# Start of Materials provided

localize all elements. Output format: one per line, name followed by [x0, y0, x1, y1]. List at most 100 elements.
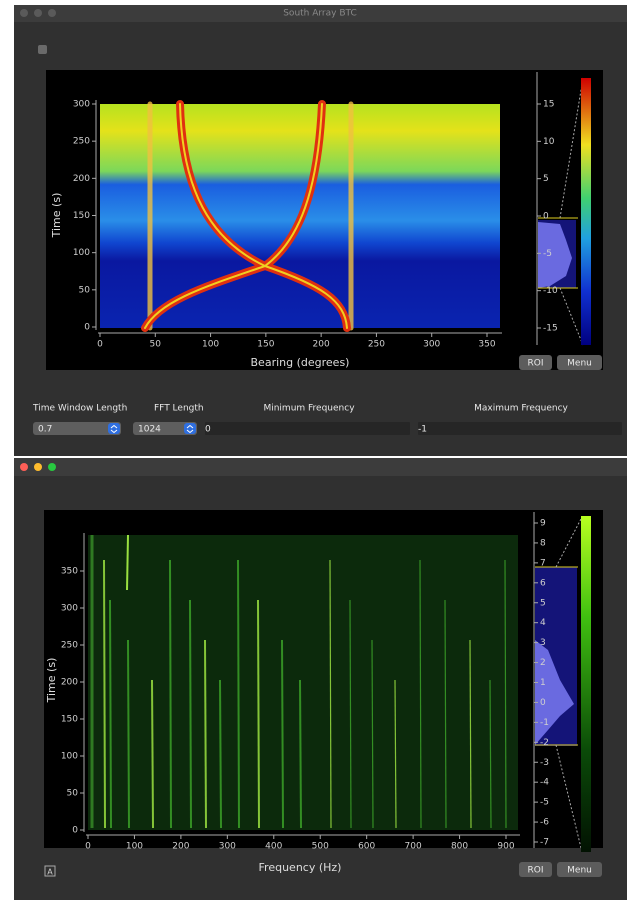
- histogram-tick-label: -3: [540, 758, 549, 768]
- histogram-tick-label: 7: [540, 558, 546, 568]
- y-axis-label: Time (s): [45, 658, 58, 704]
- control-label: FFT Length: [154, 404, 204, 414]
- stripe: [126, 534, 129, 591]
- histogram-tick-label: 3: [540, 638, 546, 648]
- y-tick-label: 50: [67, 789, 79, 799]
- y-tick-label: 150: [73, 211, 90, 221]
- x-tick-label: 0: [97, 340, 103, 350]
- stripe: [329, 559, 332, 829]
- stripe: [489, 679, 492, 829]
- window-button[interactable]: [34, 9, 42, 17]
- x-tick-label: 200: [313, 340, 330, 350]
- combo-box[interactable]: [33, 422, 121, 435]
- button[interactable]: [557, 862, 602, 877]
- x-tick-label: 300: [219, 842, 236, 852]
- y-tick-label: 250: [73, 137, 90, 147]
- y-tick-label: 150: [61, 715, 78, 725]
- auto-range-button[interactable]: [44, 865, 56, 877]
- histogram-tick-label: 9: [540, 519, 546, 529]
- y-tick-label: 250: [61, 641, 78, 651]
- title-bar: [14, 458, 627, 476]
- x-tick-label: 150: [257, 340, 274, 350]
- histogram-tick-label: 10: [543, 137, 555, 147]
- stripe: [151, 679, 154, 829]
- y-tick-label: 300: [73, 100, 90, 110]
- control-value: 0.7: [38, 425, 52, 435]
- stripe: [237, 559, 240, 829]
- stripe: [469, 639, 472, 829]
- x-tick-label: 800: [451, 842, 468, 852]
- histogram-tick-label: 15: [543, 100, 554, 110]
- colorbar: [581, 516, 591, 852]
- button-label: ROI: [528, 359, 544, 369]
- histogram-tick-label: -10: [543, 286, 558, 296]
- window-title: South Array BTC: [283, 9, 357, 19]
- histogram-tick-label: 5: [543, 174, 549, 184]
- histogram-tick-label: -15: [543, 324, 558, 334]
- text-field[interactable]: [205, 422, 410, 435]
- histogram-tick-label: 8: [540, 538, 546, 548]
- stripe: [219, 679, 222, 829]
- stripe: [103, 559, 106, 829]
- stripe: [299, 679, 302, 829]
- button-label: ROI: [528, 866, 544, 876]
- control-label: Minimum Frequency: [263, 404, 355, 414]
- zoom-button[interactable]: [48, 463, 56, 471]
- button-label: Menu: [567, 866, 592, 876]
- stripe: [109, 599, 112, 829]
- combo-arrow[interactable]: [184, 423, 196, 434]
- x-axis-label: Frequency (Hz): [259, 861, 342, 874]
- window-button[interactable]: [20, 9, 28, 17]
- histogram-tick-label: 2: [540, 658, 546, 668]
- x-tick-label: 600: [358, 842, 375, 852]
- checkbox[interactable]: [38, 45, 47, 54]
- histogram-tick-label: 0: [540, 698, 546, 708]
- combo-arrow[interactable]: [108, 423, 120, 434]
- stripe: [444, 599, 447, 829]
- control-label: Time Window Length: [32, 404, 127, 414]
- histogram-tick-label: -5: [540, 798, 549, 808]
- auto-range-label: A: [47, 868, 53, 877]
- stripe: [189, 599, 192, 829]
- histogram-tick-label: -7: [540, 838, 549, 848]
- stripe: [371, 639, 374, 829]
- x-tick-label: 0: [85, 842, 91, 852]
- button[interactable]: [519, 862, 552, 877]
- close-button[interactable]: [20, 463, 28, 471]
- histogram-tick-label: -5: [543, 249, 552, 259]
- histogram-tick-label: 4: [540, 618, 546, 628]
- x-tick-label: 100: [126, 842, 143, 852]
- spectrogram-lines: [90, 534, 507, 829]
- histogram-tick-label: 6: [540, 578, 546, 588]
- level-guide: [555, 516, 583, 853]
- x-tick-label: 250: [368, 340, 385, 350]
- x-tick-label: 100: [202, 340, 219, 350]
- x-tick-label: 700: [405, 842, 422, 852]
- histogram-tick-label: -6: [540, 818, 549, 828]
- histogram-tick-label: -1: [540, 718, 549, 728]
- combo-chevron: [110, 424, 118, 434]
- x-tick-label: 350: [478, 340, 495, 350]
- y-tick-label: 0: [84, 323, 90, 333]
- control-value: -1: [418, 425, 427, 435]
- text-field[interactable]: [418, 422, 622, 435]
- minimize-button[interactable]: [34, 463, 42, 471]
- colorbar: [581, 78, 591, 345]
- x-tick-label: 400: [265, 842, 282, 852]
- window-button[interactable]: [48, 9, 56, 17]
- x-tick-label: 50: [150, 340, 162, 350]
- y-tick-label: 0: [72, 826, 78, 836]
- histogram-tick-label: -4: [540, 778, 549, 788]
- stripe: [504, 559, 507, 829]
- stripe: [281, 639, 284, 829]
- combo-box[interactable]: [133, 422, 197, 435]
- button[interactable]: [519, 355, 552, 370]
- control-value: 1024: [138, 425, 161, 435]
- stripe: [257, 599, 260, 829]
- histogram-tick-label: -2: [540, 738, 549, 748]
- control-label: Maximum Frequency: [474, 404, 568, 414]
- spectrogram-curves: [141, 100, 354, 332]
- button[interactable]: [557, 355, 602, 370]
- y-tick-label: 50: [79, 285, 91, 295]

# End of Materials provided

§ **What the exercise asks**
Rewrite the lines from the one containing "- histogram-tick-label: -3: [540, 758, 549, 768]" through the one containing "- window-button[interactable]: [20, 9, 28, 17]", changing every "stripe" to "band" and leaving everything else unchanged. Output only those lines.

§ **Reply to the task**
- histogram-tick-label: -3: [540, 758, 549, 768]
- histogram-tick-label: 7: [540, 558, 546, 568]
- y-axis-label: Time (s): [45, 658, 58, 704]
- control-label: FFT Length: [154, 404, 204, 414]
- band: [126, 534, 129, 591]
- histogram-tick-label: 3: [540, 638, 546, 648]
- y-tick-label: 50: [67, 789, 79, 799]
- y-tick-label: 150: [73, 211, 90, 221]
- x-tick-label: 0: [97, 340, 103, 350]
- band: [329, 559, 332, 829]
- band: [489, 679, 492, 829]
- window-button[interactable]: [34, 9, 42, 17]
- x-tick-label: 200: [313, 340, 330, 350]
- combo-box[interactable]: [33, 422, 121, 435]
- button[interactable]: [557, 862, 602, 877]
- x-tick-label: 300: [219, 842, 236, 852]
- y-tick-label: 250: [73, 137, 90, 147]
- y-tick-label: 150: [61, 715, 78, 725]
- auto-range-button[interactable]: [44, 865, 56, 877]
- histogram-tick-label: 9: [540, 519, 546, 529]
- y-tick-label: 250: [61, 641, 78, 651]
- title-bar: [14, 458, 627, 476]
- x-tick-label: 150: [257, 340, 274, 350]
- histogram-tick-label: 10: [543, 137, 555, 147]
- band: [151, 679, 154, 829]
- y-tick-label: 300: [73, 100, 90, 110]
- control-value: 0.7: [38, 425, 52, 435]
- band: [237, 559, 240, 829]
- band: [469, 639, 472, 829]
- x-tick-label: 800: [451, 842, 468, 852]
- histogram-tick-label: 15: [543, 100, 554, 110]
- colorbar: [581, 516, 591, 852]
- button-label: ROI: [528, 359, 544, 369]
- histogram-tick-label: -10: [543, 286, 558, 296]
- window-title: South Array BTC: [283, 9, 357, 19]
- histogram-tick-label: 5: [543, 174, 549, 184]
- histogram-tick-label: -15: [543, 324, 558, 334]
- text-field[interactable]: [205, 422, 410, 435]
- histogram-tick-label: 8: [540, 538, 546, 548]
- band: [219, 679, 222, 829]
- band: [103, 559, 106, 829]
- band: [299, 679, 302, 829]
- button-label: ROI: [528, 866, 544, 876]
- control-label: Minimum Frequency: [263, 404, 355, 414]
- zoom-button[interactable]: [48, 463, 56, 471]
- button-label: Menu: [567, 866, 592, 876]
- band: [109, 599, 112, 829]
- combo-arrow[interactable]: [184, 423, 196, 434]
- x-axis-label: Frequency (Hz): [259, 861, 342, 874]
- window-button[interactable]: [20, 9, 28, 17]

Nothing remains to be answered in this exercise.